:: INSTRUCTION ::
Locate the line containing "Type out the text in this image." in the data below. Reproduce it and every following line up to the end, exactly as given.

:: DATASET CONTENT ::
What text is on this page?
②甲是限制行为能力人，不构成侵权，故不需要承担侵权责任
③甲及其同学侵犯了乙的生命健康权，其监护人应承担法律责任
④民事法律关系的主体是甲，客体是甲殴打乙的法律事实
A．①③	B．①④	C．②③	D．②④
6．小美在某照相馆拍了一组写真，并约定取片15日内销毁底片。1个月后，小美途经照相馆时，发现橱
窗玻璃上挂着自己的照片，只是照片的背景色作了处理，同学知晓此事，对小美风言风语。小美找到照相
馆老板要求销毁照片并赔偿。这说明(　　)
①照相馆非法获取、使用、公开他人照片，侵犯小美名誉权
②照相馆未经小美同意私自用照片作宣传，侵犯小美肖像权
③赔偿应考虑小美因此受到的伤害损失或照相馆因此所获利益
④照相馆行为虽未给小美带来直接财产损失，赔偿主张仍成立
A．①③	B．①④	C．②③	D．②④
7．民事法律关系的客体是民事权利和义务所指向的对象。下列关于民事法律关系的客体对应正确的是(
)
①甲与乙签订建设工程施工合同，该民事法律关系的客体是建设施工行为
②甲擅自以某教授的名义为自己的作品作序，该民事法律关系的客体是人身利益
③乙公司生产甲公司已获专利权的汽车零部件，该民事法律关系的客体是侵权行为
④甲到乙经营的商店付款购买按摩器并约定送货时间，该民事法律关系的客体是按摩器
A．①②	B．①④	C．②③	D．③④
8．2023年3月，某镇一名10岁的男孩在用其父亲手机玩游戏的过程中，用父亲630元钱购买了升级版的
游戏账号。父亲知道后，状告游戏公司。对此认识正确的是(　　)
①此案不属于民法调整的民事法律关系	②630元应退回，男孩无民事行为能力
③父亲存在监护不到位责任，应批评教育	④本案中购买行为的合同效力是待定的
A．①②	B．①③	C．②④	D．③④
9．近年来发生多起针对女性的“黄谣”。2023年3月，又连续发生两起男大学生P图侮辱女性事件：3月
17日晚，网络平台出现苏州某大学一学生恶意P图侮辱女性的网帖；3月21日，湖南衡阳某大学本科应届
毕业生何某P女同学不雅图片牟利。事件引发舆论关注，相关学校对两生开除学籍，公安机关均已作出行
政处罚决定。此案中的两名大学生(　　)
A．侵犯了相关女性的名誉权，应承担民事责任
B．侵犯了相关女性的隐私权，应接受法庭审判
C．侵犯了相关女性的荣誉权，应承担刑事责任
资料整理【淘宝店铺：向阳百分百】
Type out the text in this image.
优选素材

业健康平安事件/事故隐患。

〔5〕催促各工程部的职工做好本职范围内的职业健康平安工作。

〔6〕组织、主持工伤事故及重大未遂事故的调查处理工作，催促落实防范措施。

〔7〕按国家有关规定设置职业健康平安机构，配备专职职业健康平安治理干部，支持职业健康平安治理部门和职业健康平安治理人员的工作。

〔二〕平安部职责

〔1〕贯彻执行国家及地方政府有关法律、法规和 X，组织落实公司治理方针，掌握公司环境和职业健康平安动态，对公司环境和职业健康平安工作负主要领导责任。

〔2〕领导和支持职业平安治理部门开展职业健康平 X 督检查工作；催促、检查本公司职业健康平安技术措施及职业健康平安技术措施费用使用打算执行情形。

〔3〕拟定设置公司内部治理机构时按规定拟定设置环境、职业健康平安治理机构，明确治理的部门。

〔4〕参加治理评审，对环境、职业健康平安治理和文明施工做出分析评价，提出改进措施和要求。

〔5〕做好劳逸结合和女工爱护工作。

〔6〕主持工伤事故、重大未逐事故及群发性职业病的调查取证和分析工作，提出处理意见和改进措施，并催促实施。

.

:: CORRECT RESPONSE ::
Type out the text in this image.
优选素材

业健康平安事件/事故隐患。

〔5〕催促各工程部的职工做好本职范围内的职业健康平安工作。

〔6〕组织、主持工伤事故及重大未遂事故的调查处理工作，催促落实防范措施。

〔7〕按国家有关规定设置职业健康平安机构，配备专职职业健康平安治理干部，支持职业健康平安治理部门和职业健康平安治理人员的工作。

〔二〕平安部职责

〔1〕贯彻执行国家及地方政府有关法律、法规和 X，组织落实公司治理方针，掌握公司环境和职业健康平安动态，对公司环境和职业健康平安工作负主要领导责任。

〔2〕领导和支持职业平安治理部门开展职业健康平 X 督检查工作；催促、检查本公司职业健康平安技术措施及职业健康平安技术措施费用使用打算执行情形。

〔3〕拟定设置公司内部治理机构时按规定拟定设置环境、职业健康平安治理机构，明确治理的部门。

〔4〕参加治理评审，对环境、职业健康平安治理和文明施工做出分析评价，提出改进措施和要求。

〔5〕做好劳逸结合和女工爱护工作。

〔6〕主持工伤事故、重大未逐事故及群发性职业病的调查取证和分析工作，提出处理意见和改进措施，并催促实施。

.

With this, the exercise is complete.